WHAT THE TASK ASKS → For each line that holds "Windows", copy the line out.

(Collected data entries)
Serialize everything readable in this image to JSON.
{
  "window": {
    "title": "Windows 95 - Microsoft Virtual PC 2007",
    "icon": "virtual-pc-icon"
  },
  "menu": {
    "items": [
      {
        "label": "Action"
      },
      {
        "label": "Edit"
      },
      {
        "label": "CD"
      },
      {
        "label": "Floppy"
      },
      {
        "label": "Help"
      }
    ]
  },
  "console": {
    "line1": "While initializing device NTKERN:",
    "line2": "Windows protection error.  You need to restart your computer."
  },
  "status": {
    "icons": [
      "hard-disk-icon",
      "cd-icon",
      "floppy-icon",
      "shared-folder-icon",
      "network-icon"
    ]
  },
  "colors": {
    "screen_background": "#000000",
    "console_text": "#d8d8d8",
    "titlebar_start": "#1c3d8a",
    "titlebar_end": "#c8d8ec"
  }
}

SOLUTION BELOW →
    "title": "Windows 95 - Microsoft Virtual PC 2007",
    "line2": "Windows protection error.  You need to restart your computer."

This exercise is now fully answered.